● Passage
A city agency is paying more than $625,000 for a temporary art installation that’s meant to prompt downtown Denver visitors — and the central business district’s economy — to look up this summer.

The Skynet Art Series will launch an “aerial art installation” that features multiple, floating kinetic sculptures hanging over the streets, Denver Arts & Venues said in a statement. The colorful sculptures, which undulate with the wind, are designed to create feathery, streaming canopies that highlight and play off the architecture, light and weather in highly visible public areas.

A similar project last summer by artist Patrick Shearn in El Paso County’s Green Mountain Falls attracted more than 100,000 visitors and boosted sales tax revenue by 36% year-over-year during its four-month run, according to the Denver Downtown Development Authority, which is paying for the artwork in Denver. The 6,000 square-foot sculpture, “Off the Beaten Path,” was suspended over Green Mountain Falls’ Gazebo Lake and was created to look like “luminous brushstrokes dancing across the sky,” according to the artist’s website, Poetic Kinetics.

Denver officials cited national media attention and tourism in Green Mountain Falls as reasons for downtown Denver to embrace the sculptures. “This large and spectacular art will be designed to drive immediate foot traffic, visitation, and joy in the city’s urban core,” the partnership said in a statement released in conjunction with two city agencies.

● To do
[a] Reproduce the article on the Denver art installation from "Denver officials cited" to "two city agencies.".
[b] In the article on the Denver art installation, how many visitors did the similar project in Green Mountain Falls attract?
[c] Please continue the article on the Denver art installation from its last sentence.

● Information given
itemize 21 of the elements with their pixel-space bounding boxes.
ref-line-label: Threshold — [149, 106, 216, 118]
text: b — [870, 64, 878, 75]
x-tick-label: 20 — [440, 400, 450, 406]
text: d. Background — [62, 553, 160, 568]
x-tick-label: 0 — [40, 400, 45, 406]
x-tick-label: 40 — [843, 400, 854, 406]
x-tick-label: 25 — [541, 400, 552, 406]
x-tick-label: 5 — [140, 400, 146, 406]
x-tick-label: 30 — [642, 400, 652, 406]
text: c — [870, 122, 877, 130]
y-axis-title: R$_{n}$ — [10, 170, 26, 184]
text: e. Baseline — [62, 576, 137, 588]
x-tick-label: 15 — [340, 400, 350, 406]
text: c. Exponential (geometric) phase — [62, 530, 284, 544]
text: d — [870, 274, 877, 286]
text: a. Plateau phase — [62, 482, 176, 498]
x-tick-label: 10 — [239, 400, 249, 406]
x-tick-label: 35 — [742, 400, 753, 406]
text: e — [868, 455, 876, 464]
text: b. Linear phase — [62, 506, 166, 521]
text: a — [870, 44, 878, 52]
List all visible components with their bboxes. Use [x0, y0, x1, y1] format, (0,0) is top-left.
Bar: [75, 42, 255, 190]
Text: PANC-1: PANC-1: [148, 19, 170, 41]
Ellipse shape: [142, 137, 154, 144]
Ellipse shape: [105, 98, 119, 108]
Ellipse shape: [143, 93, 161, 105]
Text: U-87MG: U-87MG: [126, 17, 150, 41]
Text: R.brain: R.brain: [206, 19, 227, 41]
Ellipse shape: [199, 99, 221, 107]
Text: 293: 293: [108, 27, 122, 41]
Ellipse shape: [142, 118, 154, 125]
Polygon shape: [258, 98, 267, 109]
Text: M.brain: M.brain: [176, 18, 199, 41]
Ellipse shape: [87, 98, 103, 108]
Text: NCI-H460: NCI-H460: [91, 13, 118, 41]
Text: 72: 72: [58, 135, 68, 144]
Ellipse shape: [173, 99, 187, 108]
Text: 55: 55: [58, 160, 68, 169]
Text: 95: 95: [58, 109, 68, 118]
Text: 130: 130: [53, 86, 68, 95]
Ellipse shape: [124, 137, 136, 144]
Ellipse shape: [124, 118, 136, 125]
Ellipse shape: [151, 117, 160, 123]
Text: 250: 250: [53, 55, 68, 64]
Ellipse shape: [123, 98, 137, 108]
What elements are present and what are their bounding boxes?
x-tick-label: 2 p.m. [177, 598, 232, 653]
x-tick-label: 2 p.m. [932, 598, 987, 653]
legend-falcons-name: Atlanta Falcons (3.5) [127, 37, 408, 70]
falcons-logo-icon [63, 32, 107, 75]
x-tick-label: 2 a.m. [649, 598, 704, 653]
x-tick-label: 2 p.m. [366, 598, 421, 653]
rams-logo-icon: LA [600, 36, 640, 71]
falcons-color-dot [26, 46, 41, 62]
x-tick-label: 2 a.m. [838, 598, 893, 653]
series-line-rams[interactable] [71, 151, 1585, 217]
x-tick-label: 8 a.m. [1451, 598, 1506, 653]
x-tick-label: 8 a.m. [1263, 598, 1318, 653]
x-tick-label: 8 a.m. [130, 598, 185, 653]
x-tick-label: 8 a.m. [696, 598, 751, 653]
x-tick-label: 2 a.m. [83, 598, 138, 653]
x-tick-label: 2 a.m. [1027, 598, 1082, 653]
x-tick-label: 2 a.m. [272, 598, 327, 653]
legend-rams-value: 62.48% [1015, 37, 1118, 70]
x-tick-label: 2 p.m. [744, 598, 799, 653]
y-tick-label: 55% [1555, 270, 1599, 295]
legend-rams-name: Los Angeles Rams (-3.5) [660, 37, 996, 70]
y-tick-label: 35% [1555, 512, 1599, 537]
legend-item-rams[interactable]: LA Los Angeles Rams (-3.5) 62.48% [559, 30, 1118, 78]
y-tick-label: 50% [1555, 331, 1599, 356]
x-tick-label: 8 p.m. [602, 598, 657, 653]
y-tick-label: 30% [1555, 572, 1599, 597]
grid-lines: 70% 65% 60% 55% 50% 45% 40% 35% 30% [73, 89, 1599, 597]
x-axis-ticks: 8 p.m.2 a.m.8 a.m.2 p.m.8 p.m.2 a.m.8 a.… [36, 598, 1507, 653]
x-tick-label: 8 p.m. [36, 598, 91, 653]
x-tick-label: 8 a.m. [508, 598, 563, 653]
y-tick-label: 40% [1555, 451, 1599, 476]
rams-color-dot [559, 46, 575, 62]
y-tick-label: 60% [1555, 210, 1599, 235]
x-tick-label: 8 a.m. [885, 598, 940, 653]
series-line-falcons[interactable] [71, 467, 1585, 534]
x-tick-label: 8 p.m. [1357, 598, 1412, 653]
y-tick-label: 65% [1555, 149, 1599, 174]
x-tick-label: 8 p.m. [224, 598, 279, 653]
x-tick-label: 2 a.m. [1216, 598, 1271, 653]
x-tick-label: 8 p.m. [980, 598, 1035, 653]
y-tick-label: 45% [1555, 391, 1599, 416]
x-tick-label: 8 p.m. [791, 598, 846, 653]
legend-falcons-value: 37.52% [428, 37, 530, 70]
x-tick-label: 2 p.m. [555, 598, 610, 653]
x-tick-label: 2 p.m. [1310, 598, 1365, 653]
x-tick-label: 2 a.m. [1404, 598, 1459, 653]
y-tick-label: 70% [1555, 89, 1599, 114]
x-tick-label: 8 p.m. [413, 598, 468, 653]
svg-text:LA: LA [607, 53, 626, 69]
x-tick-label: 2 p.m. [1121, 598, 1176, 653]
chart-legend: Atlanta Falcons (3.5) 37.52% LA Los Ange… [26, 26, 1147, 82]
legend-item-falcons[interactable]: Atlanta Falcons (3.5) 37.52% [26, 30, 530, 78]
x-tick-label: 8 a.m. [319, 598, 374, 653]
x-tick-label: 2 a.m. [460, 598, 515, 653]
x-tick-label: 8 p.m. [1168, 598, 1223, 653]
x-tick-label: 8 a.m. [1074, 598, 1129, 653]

● Answers to the tasks
[a]
Denver officials cited national media attention and tourism in Green Mountain Falls as reasons for downtown Denver to embrace the sculptures. “This large and spectacular art will be designed to drive immediate foot traffic, visitation, and joy in the city’s urban core,” the partnership said in a statement released in conjunction with two city agencies.

[b] More than 100,000 visitors.

[c]
Officials didn’t say where exactly the floating sculptures will be located, only that two or three installation sites will be “connected by RTD routes between Union Station and Civic Center Station, and remain in place for four months.” Neither Denver Arts & Venues nor the artist immediately responded to inquiries about the installations’ locations, size or overall look.

The city of Denver continues to try to bring people back downtown after the COVID-19 pandemic and an ensuing, four-year, $175.4 million renovation of the 16th Street Mall (now known simply as Sixteenth Street); other efforts have included pop-up performances and events scheduled for summer weekends, such as live music, beer gardens and local markets.

Shearn is based near Colorado Springs. Some of his other previous installations across the globe have stretched hundreds of feet long, mimicking natural shapes and colors inspired by butterfly wings, ocean waves, rainbows, tree canopies and abstract shapes.